--- start PROVIDED RECORDS ---
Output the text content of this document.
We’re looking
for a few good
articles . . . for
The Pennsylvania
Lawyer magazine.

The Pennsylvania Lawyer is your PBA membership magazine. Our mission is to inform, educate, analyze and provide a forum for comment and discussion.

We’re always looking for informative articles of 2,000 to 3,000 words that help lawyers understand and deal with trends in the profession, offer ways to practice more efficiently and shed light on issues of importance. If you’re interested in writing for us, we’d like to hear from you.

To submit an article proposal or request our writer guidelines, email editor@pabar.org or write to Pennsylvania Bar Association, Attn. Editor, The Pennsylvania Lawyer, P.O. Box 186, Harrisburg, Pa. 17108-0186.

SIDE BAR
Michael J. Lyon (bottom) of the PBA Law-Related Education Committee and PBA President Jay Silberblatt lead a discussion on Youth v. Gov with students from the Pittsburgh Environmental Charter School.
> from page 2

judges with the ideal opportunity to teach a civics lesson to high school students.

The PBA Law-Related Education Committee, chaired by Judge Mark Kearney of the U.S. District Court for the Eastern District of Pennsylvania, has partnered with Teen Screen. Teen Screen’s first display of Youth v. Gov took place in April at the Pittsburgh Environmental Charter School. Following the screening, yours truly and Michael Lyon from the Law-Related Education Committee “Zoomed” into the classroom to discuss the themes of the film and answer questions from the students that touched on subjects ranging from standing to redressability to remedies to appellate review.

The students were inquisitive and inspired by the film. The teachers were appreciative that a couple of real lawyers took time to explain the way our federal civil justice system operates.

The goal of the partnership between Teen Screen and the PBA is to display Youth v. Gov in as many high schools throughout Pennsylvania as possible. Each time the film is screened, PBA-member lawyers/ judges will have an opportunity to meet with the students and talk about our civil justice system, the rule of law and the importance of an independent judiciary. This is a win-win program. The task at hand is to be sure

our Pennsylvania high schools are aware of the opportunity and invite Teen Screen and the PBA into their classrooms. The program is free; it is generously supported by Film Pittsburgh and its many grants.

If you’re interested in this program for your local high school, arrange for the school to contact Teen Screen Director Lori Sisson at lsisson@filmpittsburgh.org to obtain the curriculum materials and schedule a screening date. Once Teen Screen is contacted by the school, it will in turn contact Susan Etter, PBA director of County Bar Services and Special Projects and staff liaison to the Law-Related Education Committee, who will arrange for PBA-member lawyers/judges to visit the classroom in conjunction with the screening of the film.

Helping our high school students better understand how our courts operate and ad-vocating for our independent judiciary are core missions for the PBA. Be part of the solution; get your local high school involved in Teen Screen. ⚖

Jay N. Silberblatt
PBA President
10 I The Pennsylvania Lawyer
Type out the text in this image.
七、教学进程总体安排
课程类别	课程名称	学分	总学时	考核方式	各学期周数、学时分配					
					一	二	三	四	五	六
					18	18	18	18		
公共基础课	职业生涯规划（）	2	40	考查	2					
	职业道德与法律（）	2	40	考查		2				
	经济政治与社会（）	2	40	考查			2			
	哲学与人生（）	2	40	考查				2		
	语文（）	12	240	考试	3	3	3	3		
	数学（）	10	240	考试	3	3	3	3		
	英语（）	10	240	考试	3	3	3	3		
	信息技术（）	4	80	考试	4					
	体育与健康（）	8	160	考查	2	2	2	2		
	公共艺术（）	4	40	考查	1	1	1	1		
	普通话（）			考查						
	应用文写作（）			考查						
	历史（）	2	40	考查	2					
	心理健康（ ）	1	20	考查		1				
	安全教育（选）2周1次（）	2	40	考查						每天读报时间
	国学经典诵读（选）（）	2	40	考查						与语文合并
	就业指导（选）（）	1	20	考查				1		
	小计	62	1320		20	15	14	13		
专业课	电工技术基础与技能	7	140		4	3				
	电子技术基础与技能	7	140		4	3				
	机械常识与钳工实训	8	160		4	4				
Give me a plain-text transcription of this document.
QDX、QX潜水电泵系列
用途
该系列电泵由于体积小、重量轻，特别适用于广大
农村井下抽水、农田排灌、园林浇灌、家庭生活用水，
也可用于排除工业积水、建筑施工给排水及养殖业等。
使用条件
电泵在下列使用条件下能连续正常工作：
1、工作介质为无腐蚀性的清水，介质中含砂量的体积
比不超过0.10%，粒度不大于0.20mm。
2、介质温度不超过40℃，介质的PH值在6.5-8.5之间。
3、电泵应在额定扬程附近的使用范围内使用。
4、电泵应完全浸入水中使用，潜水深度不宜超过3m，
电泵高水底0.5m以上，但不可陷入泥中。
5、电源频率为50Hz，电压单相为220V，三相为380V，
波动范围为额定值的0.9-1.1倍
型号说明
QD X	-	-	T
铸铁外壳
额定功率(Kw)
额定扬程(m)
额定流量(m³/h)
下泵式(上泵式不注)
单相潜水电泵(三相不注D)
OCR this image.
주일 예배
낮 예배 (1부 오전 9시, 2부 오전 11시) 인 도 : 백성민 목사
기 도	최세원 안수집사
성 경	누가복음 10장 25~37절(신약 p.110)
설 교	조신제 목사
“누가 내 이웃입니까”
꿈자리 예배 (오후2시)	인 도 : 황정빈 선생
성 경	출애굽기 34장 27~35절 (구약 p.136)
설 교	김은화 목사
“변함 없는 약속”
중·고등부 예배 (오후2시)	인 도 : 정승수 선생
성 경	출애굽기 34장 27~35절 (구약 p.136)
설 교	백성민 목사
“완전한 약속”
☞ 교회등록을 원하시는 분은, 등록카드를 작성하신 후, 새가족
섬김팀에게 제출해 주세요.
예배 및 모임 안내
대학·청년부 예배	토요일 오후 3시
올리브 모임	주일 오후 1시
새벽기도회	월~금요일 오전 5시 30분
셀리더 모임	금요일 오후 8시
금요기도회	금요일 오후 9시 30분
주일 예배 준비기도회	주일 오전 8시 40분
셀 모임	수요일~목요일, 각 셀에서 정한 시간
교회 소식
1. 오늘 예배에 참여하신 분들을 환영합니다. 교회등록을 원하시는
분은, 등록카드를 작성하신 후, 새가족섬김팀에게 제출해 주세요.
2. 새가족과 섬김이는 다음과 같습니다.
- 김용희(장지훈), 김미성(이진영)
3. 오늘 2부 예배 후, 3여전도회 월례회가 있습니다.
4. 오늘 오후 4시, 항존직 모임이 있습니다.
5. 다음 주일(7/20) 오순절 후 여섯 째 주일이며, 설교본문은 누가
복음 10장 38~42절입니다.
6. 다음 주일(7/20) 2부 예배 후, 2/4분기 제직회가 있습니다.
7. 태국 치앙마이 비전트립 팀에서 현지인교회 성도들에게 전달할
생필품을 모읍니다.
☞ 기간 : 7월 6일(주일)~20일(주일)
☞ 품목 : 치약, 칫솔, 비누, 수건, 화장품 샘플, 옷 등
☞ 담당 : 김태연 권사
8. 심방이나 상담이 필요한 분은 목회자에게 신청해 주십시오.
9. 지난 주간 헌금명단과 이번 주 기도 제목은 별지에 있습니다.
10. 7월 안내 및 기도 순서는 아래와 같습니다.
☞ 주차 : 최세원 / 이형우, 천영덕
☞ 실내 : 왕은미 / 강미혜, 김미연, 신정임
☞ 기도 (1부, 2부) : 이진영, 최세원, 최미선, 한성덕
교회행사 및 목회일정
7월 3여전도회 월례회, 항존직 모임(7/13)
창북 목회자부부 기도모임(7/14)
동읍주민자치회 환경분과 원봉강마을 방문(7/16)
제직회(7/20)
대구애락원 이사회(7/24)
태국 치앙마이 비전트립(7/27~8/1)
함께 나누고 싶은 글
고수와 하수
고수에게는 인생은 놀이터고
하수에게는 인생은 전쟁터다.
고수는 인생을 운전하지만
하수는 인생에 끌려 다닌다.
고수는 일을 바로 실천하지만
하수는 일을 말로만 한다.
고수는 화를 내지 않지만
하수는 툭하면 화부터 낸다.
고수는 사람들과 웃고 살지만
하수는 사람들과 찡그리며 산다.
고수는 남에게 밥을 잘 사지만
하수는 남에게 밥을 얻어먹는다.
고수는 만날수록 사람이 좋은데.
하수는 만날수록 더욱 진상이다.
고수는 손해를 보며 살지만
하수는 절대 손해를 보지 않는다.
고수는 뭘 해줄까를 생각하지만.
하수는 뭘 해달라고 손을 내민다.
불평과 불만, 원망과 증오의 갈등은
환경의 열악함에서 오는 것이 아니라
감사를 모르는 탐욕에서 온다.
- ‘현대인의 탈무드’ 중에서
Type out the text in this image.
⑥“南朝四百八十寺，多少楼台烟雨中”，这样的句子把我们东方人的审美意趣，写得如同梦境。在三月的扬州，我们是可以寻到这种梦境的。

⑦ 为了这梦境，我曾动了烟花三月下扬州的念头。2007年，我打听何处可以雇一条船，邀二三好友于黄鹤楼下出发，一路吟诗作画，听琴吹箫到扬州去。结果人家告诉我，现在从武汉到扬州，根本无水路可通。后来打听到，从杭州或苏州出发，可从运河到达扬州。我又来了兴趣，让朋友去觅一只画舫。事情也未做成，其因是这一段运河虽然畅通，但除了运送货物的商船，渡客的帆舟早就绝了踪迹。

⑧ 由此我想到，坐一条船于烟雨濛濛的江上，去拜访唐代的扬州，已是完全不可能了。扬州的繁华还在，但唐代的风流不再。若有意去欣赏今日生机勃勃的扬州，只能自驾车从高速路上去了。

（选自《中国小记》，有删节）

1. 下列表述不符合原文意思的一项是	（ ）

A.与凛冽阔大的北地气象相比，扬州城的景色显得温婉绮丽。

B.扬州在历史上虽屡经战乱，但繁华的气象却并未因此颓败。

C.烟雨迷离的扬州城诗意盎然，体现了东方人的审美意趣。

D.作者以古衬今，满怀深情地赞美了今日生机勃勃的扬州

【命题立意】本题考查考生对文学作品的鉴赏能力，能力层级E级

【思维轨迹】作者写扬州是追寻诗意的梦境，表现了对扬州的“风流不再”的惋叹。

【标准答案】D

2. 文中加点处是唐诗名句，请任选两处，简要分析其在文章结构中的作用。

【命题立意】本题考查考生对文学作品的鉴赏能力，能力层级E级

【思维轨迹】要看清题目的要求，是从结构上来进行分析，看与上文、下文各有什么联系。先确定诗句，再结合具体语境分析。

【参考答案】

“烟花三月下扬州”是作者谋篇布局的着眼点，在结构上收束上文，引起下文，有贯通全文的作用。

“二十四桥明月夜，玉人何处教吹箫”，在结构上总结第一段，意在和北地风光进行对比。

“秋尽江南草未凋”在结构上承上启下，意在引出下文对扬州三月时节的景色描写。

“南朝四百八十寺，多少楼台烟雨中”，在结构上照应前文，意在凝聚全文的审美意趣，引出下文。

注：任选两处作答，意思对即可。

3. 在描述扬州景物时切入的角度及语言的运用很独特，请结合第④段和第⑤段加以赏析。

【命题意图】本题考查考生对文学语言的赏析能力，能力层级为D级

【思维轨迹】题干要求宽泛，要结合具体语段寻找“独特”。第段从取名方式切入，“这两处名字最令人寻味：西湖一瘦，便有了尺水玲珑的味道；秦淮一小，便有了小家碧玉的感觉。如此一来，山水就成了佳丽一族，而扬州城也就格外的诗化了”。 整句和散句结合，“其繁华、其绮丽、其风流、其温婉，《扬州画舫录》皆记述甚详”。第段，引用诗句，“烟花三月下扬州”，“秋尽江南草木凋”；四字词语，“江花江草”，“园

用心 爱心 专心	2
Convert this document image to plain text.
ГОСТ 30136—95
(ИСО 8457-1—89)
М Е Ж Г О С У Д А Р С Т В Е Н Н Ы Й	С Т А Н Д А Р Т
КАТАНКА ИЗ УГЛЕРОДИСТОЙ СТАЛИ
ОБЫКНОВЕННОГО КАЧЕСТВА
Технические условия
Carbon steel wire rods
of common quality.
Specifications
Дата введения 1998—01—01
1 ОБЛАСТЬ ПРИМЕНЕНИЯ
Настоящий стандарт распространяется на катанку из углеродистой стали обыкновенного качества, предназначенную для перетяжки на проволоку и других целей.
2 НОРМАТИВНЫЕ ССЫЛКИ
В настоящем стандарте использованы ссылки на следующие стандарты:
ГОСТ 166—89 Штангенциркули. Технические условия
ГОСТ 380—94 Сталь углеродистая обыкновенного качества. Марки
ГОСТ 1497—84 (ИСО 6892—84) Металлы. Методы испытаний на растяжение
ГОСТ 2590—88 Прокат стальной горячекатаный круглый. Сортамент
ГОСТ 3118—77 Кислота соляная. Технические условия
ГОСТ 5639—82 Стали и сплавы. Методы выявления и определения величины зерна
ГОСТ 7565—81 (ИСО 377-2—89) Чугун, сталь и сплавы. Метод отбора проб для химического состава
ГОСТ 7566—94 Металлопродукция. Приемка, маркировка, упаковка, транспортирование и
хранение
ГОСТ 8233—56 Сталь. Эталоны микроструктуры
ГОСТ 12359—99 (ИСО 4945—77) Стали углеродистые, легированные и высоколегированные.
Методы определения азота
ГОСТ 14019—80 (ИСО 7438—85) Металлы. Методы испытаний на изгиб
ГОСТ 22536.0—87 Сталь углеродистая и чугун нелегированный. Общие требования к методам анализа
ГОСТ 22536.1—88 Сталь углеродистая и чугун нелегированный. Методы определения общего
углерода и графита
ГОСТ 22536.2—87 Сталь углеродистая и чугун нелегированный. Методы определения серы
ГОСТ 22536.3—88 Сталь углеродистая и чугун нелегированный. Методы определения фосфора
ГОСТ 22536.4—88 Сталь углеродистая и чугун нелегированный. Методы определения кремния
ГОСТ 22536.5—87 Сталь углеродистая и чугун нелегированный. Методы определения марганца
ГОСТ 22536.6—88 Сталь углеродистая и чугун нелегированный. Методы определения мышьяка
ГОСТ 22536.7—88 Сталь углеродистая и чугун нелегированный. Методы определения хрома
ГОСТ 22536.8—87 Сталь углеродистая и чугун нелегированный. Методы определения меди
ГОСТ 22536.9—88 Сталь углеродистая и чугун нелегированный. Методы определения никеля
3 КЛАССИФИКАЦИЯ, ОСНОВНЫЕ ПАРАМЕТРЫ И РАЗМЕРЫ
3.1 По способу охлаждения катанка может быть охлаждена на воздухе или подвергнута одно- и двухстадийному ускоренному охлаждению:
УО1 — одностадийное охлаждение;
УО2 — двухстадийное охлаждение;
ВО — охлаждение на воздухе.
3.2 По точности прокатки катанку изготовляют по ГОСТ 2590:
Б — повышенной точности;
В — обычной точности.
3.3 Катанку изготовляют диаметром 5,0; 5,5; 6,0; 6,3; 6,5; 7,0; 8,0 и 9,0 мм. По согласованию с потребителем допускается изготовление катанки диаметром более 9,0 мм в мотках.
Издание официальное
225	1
--- end PROVIDED RECORDS ---
§ **GIVEN EXERCISE**:
Select every line where the word "воздухе" occurs.

§ **SOLUTION FOR THIS EXERCISE**:
3.1 По способу охлаждения катанка может быть охлаждена на воздухе или подвергнута одно- и двухстадийному ускоренному охлаждению:
ВО — охлаждение на воздухе.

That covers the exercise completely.